:: Work instructions ::
Copy out the lines from the start of the records through the line containing "legend-cryosat: cryosat [600, 609, 660, 628]", with both ends included and every line kept as it appears.

### Provided information

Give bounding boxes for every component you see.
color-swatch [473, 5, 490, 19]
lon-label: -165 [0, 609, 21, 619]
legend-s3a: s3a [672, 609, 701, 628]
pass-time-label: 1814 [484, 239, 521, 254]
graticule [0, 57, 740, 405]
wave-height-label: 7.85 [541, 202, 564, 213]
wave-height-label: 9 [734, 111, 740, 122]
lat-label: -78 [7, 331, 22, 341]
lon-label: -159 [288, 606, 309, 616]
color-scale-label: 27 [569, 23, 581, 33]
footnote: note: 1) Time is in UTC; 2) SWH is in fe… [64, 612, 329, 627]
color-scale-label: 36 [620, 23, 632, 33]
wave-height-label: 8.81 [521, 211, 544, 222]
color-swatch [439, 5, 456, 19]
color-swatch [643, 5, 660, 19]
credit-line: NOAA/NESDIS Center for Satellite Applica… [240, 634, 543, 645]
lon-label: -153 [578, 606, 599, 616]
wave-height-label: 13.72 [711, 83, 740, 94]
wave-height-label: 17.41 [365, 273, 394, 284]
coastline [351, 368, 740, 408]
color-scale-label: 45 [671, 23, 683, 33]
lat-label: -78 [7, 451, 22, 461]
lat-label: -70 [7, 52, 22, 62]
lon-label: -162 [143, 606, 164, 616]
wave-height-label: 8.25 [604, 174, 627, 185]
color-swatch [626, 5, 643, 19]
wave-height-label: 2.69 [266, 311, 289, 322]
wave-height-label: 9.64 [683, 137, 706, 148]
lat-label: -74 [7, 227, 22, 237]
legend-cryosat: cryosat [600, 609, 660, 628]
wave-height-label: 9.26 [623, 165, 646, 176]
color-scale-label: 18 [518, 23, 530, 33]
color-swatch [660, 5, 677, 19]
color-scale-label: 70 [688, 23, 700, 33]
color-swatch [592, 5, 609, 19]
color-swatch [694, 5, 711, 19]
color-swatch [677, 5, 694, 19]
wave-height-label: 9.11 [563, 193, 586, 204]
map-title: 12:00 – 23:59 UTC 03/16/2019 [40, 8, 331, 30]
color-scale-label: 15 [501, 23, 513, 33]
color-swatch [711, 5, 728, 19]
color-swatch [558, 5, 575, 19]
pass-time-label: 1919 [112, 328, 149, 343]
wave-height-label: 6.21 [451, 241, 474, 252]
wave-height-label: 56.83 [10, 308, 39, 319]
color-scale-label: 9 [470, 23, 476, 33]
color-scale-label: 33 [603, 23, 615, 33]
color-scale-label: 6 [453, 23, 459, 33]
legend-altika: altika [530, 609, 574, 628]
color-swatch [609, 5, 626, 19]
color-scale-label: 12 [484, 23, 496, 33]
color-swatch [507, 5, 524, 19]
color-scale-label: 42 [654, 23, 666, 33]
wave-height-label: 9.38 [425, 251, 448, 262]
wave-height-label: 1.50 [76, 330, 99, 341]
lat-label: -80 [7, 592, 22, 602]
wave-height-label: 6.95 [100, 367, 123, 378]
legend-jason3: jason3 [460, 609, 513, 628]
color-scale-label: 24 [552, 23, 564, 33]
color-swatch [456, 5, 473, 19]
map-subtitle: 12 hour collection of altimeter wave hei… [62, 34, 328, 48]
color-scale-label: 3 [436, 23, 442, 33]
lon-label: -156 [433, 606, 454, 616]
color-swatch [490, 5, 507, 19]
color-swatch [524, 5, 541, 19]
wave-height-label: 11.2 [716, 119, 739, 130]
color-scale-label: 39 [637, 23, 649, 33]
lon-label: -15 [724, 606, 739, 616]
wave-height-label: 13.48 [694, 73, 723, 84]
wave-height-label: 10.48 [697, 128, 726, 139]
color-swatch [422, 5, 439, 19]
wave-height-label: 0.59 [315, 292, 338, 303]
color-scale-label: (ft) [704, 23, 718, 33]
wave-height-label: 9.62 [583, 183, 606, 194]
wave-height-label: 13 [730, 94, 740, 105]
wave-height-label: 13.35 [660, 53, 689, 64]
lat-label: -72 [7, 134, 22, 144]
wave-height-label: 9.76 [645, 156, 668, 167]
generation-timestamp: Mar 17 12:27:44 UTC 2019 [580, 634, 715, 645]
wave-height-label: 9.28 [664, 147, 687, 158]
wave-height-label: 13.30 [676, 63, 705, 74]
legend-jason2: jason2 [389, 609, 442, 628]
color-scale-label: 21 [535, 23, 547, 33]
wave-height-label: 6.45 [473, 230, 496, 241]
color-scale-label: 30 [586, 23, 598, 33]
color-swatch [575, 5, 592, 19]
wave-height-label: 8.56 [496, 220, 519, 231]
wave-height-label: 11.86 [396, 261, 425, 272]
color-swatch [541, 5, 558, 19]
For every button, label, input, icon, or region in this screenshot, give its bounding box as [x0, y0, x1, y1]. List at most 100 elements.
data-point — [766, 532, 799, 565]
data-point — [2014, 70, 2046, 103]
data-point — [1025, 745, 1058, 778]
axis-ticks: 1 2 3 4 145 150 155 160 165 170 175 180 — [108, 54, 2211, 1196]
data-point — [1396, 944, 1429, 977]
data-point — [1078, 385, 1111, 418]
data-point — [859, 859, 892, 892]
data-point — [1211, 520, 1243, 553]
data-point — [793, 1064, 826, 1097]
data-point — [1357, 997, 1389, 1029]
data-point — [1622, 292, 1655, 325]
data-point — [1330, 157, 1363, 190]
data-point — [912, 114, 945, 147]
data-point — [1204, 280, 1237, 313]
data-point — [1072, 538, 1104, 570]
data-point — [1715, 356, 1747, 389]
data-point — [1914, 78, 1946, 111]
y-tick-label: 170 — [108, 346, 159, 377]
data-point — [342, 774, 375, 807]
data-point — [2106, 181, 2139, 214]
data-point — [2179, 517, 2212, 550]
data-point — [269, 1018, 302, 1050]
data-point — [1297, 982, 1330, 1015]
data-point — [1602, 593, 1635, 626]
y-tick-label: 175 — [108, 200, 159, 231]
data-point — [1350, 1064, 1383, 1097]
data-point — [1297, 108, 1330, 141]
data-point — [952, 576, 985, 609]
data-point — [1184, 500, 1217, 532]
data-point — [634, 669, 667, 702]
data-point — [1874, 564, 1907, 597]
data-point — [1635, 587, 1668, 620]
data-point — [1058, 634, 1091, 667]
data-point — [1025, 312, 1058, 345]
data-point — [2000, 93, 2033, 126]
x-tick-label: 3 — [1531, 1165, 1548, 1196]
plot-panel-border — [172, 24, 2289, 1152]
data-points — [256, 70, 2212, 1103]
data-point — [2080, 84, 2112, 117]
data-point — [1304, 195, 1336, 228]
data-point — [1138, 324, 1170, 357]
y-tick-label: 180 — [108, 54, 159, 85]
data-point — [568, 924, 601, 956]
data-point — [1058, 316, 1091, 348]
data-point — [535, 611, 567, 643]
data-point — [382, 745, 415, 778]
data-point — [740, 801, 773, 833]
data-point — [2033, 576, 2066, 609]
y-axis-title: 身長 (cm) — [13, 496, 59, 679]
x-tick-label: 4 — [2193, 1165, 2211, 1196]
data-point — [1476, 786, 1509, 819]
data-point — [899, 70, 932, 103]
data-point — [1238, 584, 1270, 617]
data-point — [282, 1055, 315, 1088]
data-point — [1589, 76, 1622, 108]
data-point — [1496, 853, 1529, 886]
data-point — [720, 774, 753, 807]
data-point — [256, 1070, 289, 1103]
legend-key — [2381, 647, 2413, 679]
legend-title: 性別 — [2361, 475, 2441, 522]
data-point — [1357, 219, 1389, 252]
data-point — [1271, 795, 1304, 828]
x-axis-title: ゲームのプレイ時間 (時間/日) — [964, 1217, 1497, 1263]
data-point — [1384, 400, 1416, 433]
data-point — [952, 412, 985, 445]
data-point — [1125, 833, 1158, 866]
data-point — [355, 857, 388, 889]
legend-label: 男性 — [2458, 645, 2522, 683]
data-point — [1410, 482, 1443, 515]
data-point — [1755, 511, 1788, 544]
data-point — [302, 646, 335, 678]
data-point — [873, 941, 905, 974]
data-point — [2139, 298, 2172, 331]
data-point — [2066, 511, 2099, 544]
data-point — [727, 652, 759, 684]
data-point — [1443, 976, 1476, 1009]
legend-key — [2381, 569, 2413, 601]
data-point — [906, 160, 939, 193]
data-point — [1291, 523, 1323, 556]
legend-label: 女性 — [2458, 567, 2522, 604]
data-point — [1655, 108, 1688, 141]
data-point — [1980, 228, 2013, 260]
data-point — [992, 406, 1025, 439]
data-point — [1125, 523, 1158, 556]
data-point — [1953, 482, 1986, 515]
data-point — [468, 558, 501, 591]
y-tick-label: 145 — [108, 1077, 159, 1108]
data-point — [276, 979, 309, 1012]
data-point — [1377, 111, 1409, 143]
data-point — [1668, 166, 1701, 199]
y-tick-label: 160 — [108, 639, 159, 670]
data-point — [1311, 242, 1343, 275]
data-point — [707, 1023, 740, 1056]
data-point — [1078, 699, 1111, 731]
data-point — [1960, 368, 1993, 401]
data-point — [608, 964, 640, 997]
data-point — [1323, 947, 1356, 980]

######

:: Result ::
Give bounding boxes for every component you see.
color-swatch [473, 5, 490, 19]
lon-label: -165 [0, 609, 21, 619]
legend-s3a: s3a [672, 609, 701, 628]
pass-time-label: 1814 [484, 239, 521, 254]
graticule [0, 57, 740, 405]
wave-height-label: 7.85 [541, 202, 564, 213]
wave-height-label: 9 [734, 111, 740, 122]
lat-label: -78 [7, 331, 22, 341]
lon-label: -159 [288, 606, 309, 616]
color-scale-label: 27 [569, 23, 581, 33]
footnote: note: 1) Time is in UTC; 2) SWH is in fe… [64, 612, 329, 627]
color-scale-label: 36 [620, 23, 632, 33]
wave-height-label: 8.81 [521, 211, 544, 222]
color-swatch [439, 5, 456, 19]
color-swatch [643, 5, 660, 19]
credit-line: NOAA/NESDIS Center for Satellite Applica… [240, 634, 543, 645]
lon-label: -153 [578, 606, 599, 616]
wave-height-label: 13.72 [711, 83, 740, 94]
wave-height-label: 17.41 [365, 273, 394, 284]
coastline [351, 368, 740, 408]
color-scale-label: 45 [671, 23, 683, 33]
lat-label: -78 [7, 451, 22, 461]
lat-label: -70 [7, 52, 22, 62]
lon-label: -162 [143, 606, 164, 616]
wave-height-label: 8.25 [604, 174, 627, 185]
color-swatch [626, 5, 643, 19]
wave-height-label: 2.69 [266, 311, 289, 322]
wave-height-label: 9.64 [683, 137, 706, 148]
lat-label: -74 [7, 227, 22, 237]
legend-cryosat: cryosat [600, 609, 660, 628]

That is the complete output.